[What you need to do]
Without the pictures, copy the entries below word for word.

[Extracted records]

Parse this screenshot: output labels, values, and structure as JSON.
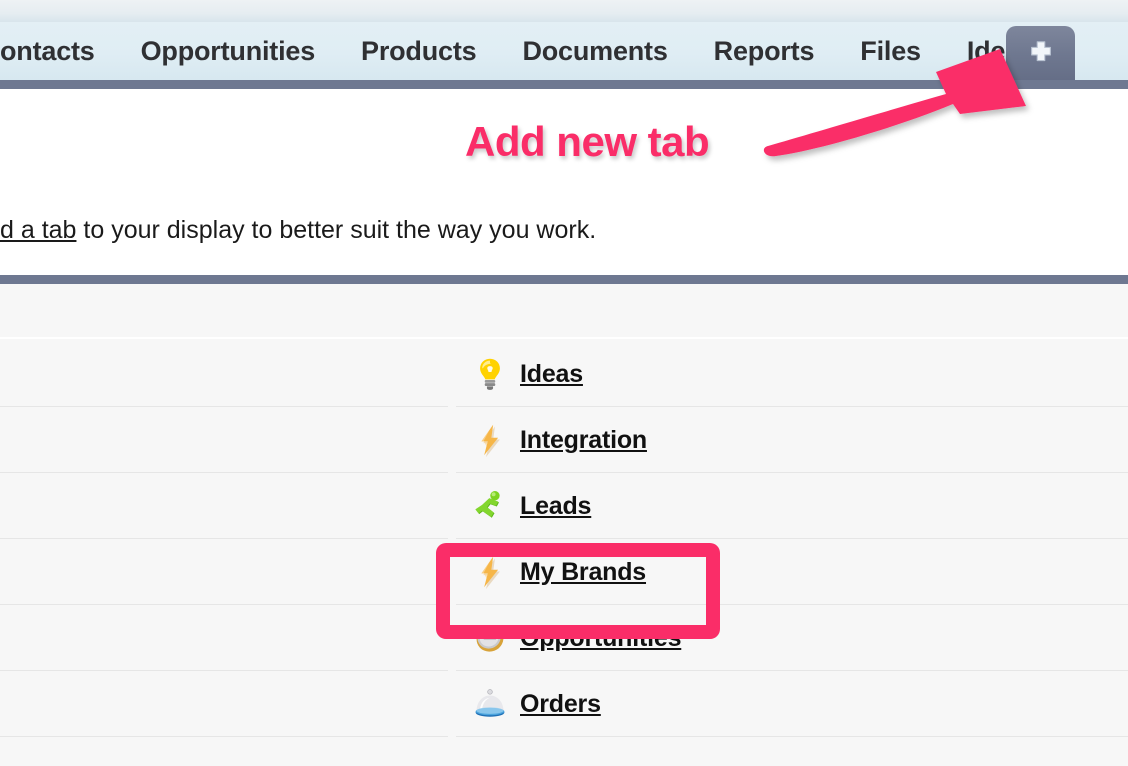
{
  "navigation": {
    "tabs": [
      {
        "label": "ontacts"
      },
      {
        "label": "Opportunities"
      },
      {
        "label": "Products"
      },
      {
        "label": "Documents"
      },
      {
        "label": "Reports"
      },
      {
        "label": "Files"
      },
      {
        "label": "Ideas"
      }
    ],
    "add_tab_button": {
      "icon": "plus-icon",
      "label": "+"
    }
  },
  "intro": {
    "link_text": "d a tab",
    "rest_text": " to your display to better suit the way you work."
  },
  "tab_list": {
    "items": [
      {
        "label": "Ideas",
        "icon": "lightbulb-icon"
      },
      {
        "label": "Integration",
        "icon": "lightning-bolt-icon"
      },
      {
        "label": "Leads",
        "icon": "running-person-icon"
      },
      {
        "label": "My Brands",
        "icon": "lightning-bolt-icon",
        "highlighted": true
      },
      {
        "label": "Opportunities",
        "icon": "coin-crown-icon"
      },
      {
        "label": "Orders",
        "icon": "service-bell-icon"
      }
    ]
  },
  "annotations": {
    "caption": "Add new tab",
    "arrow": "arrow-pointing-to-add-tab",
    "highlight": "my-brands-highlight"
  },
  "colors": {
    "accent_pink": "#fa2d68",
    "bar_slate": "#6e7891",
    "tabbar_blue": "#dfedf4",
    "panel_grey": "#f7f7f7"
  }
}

[Task output]
Parse this screenshot: output labels, values, and structure as JSON.
{
  "navigation": {
    "tabs": [
      {
        "label": "ontacts"
      },
      {
        "label": "Opportunities"
      },
      {
        "label": "Products"
      },
      {
        "label": "Documents"
      },
      {
        "label": "Reports"
      },
      {
        "label": "Files"
      },
      {
        "label": "Ideas"
      }
    ],
    "add_tab_button": {
      "icon": "plus-icon",
      "label": "+"
    }
  },
  "intro": {
    "link_text": "d a tab",
    "rest_text": " to your display to better suit the way you work."
  },
  "tab_list": {
    "items": [
      {
        "label": "Ideas",
        "icon": "lightbulb-icon"
      },
      {
        "label": "Integration",
        "icon": "lightning-bolt-icon"
      },
      {
        "label": "Leads",
        "icon": "running-person-icon"
      },
      {
        "label": "My Brands",
        "icon": "lightning-bolt-icon",
        "highlighted": true
      },
      {
        "label": "Opportunities",
        "icon": "coin-crown-icon"
      },
      {
        "label": "Orders",
        "icon": "service-bell-icon"
      }
    ]
  },
  "annotations": {
    "caption": "Add new tab",
    "arrow": "arrow-pointing-to-add-tab",
    "highlight": "my-brands-highlight"
  },
  "colors": {
    "accent_pink": "#fa2d68",
    "bar_slate": "#6e7891",
    "tabbar_blue": "#dfedf4",
    "panel_grey": "#f7f7f7"
  }
}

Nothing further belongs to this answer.